== What needs to be done ==
In the material below, find each line holding the string "дней" and copy it.
* * * *
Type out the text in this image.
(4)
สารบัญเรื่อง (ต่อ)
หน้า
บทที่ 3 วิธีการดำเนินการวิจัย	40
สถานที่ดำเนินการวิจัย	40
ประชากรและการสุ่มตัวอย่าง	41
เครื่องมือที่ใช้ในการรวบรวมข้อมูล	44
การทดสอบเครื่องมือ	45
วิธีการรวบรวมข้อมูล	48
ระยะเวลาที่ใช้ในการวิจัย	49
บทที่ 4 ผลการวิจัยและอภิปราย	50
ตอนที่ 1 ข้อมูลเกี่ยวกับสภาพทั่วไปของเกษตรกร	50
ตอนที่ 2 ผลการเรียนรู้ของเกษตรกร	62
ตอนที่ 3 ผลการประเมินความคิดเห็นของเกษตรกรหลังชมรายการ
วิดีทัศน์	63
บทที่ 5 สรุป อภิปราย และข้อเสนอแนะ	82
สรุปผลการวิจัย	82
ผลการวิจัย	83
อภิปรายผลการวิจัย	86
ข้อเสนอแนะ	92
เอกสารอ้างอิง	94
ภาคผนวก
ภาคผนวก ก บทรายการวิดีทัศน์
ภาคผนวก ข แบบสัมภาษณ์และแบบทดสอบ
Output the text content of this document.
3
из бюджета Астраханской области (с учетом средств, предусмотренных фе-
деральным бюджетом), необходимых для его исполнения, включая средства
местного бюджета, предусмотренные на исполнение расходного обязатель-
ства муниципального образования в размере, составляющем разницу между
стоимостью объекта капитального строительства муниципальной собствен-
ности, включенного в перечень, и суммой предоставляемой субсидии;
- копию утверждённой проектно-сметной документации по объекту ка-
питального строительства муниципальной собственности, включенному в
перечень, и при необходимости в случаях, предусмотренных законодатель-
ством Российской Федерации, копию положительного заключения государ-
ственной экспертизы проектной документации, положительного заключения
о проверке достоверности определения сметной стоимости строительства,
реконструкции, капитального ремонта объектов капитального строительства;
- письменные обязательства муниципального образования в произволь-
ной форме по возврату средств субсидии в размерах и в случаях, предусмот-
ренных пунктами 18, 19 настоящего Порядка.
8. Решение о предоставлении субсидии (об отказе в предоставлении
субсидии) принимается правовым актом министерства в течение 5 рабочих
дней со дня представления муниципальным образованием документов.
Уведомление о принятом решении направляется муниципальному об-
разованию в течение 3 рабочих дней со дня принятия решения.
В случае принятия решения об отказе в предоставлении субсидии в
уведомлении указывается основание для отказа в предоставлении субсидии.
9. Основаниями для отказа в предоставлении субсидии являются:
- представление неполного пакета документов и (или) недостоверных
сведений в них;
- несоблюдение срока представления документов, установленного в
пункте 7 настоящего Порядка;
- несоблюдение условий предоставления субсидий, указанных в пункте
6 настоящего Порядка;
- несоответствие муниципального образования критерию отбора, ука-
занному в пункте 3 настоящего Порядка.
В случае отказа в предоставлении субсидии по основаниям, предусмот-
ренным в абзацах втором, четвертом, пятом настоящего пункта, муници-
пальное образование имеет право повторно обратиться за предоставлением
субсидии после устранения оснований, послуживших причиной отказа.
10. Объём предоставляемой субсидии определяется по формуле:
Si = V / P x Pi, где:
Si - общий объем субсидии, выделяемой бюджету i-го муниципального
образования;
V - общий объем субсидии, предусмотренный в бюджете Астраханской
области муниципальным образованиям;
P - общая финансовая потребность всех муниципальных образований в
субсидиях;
* * * *
== Final answer ==
дней со дня представления муниципальным образованием документов.
разованию в течение 3 рабочих дней со дня принятия решения.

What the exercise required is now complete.